### Tareas por realizar
**A)** En el relato sobre la noche en el Voltaire, ¿qué música suena en el bar?
**B)** Prosiga el relato sobre la noche en el Voltaire a partir del punto en que se interrumpe.

___ Fragmento de la página ___

Cara me voy a casa, cruz voy a echar una cerveza, al mejor de tres. Cara, cara y repito por si acaso, cara. Humillación, mi moneda "Murfi" dice que mejor vuelva a casa, que perder el tiempo por varias chicas bonitas es bastante absurdo, que mañana tengo que estudiar, que no está nublado y la noche es una mierda para no dormir. Pienso que es inmaduro elegir basándome en un "mejor de tres" y vuelvo a lanzarla: cara. Vamos al Voltaire.
Esta la camarera simpática de siempre y le pregunto por lo que suena, Rosin Murphy, argg.
Pedimos todos una jarra, el bar está lleno y no hay jarras heladas para todos, no hay jarra helada para mi. Cerveza fría o caliente, que mas da, sólo quería notar el acogedor frío del borde en mi labio, ese frío que se rebela cuando te olvidas de que la jarra está helada y te concentras en la cerveza, cuando te bebes media jarra y el frío emigra para hacerse recordar: "eh, antes estaba en el borde y ahora me he ido". El frío de mi jarra está muerto.

___ Datos extraídos ___

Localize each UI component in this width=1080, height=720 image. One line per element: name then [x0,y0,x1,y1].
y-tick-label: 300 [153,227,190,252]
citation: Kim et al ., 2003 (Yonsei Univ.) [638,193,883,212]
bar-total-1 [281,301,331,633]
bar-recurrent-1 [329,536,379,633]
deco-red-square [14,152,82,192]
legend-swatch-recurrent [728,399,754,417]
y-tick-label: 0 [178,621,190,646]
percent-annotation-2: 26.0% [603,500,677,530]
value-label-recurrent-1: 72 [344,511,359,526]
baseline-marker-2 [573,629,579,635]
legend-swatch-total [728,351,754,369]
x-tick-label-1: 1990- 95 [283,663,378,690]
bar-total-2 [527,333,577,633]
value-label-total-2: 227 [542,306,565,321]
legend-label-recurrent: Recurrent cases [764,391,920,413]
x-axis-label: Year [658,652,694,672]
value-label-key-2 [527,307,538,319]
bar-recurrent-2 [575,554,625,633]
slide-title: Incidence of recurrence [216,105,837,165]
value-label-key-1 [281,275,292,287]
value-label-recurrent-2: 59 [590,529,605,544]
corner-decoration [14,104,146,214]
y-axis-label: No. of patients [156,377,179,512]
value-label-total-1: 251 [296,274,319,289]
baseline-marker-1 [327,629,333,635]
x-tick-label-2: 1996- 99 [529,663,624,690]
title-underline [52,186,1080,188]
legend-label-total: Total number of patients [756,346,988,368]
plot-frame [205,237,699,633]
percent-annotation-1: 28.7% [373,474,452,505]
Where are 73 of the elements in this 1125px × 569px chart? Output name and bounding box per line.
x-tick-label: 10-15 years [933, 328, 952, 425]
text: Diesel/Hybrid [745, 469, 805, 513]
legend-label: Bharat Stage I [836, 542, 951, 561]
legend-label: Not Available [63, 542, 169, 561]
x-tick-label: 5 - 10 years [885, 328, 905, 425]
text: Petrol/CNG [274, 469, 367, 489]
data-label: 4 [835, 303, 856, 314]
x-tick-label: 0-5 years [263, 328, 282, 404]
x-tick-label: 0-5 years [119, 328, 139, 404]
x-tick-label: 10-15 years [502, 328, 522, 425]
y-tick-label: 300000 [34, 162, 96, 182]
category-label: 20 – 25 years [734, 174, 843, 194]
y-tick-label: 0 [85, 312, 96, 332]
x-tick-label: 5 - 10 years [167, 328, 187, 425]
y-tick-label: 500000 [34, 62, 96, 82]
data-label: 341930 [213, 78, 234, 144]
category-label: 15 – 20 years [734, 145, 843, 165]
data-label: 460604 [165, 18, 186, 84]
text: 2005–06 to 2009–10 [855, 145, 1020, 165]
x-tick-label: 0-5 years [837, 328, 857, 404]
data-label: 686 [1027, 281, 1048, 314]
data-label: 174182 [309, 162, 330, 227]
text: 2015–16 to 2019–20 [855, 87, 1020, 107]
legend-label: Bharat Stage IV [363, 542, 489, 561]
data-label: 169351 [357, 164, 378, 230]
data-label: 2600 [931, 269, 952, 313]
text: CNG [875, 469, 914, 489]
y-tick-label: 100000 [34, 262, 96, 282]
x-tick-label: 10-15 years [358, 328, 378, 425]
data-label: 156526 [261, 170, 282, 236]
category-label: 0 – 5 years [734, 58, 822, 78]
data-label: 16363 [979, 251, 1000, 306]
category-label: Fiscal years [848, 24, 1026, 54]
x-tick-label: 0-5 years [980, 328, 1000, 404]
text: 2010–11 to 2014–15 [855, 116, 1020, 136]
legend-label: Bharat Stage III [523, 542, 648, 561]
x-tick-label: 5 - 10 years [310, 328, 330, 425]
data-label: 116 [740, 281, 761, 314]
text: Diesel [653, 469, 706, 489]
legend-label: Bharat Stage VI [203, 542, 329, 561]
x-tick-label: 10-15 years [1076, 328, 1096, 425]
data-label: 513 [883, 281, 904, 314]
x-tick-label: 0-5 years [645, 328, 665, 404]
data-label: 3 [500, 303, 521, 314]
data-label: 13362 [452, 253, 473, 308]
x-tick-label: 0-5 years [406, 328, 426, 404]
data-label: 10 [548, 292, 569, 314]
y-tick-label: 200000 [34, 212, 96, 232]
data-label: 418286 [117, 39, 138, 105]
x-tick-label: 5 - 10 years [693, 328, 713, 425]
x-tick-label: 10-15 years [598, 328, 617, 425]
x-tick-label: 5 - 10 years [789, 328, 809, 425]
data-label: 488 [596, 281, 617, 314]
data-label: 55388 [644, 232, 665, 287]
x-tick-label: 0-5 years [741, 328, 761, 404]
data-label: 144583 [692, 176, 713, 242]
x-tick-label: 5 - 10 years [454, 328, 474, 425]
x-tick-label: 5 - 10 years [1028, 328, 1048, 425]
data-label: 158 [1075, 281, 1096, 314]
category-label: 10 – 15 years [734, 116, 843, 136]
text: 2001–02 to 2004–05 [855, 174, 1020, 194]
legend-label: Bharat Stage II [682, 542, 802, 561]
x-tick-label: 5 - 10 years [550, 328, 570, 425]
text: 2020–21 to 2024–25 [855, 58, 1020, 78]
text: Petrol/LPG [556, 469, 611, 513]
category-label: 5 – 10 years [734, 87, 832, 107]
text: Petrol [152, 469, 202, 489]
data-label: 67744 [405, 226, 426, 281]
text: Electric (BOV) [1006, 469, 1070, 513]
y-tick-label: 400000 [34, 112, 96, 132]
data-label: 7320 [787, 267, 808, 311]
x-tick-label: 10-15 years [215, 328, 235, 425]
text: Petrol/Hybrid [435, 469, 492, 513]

___

### Resultados por tarea
**A)** Suena Rosin Murphy.

**B)**
Discutimos, debatimos y acabamos hablando de política. Todas mis frases empiezan con un "no sé, pero...", y cada vez pienso que sé menos, que los niños saben demasiado y generalizo pensando que son jóvenes inconformistas que simplemente repiten frases que han leído o oído. Silencio incómodo, el bar está lleno y los españoles hablamos demasiado alto, y el volumen general baja porque la canción ha acabado y se han dado cuenta que todo el mundo es testigo de lo que todo el mundo predica. Empieza la enésima canción de rock español, la tercera de Sabina en lo que llevamos de noche. Las chicas del sofá cantan y me gusta verlas "teatrizar" las letras, aunque no me guste Sabina. Debí haber hecho caso a la moneda.
Acabamos la primera jarra y acompaño a un compañero a por la segunda ronda, improviso y pido el "trivial pursuit" para animar al personal. Jugamos, nos reímos y nos estancamos, y a alguien se le ocurre hacerlo al mejor de tres, otra vez. Gana el rojo, siempre gana el equipo rojo en este juego, no necesitas estudiar matemáticas para preverlo.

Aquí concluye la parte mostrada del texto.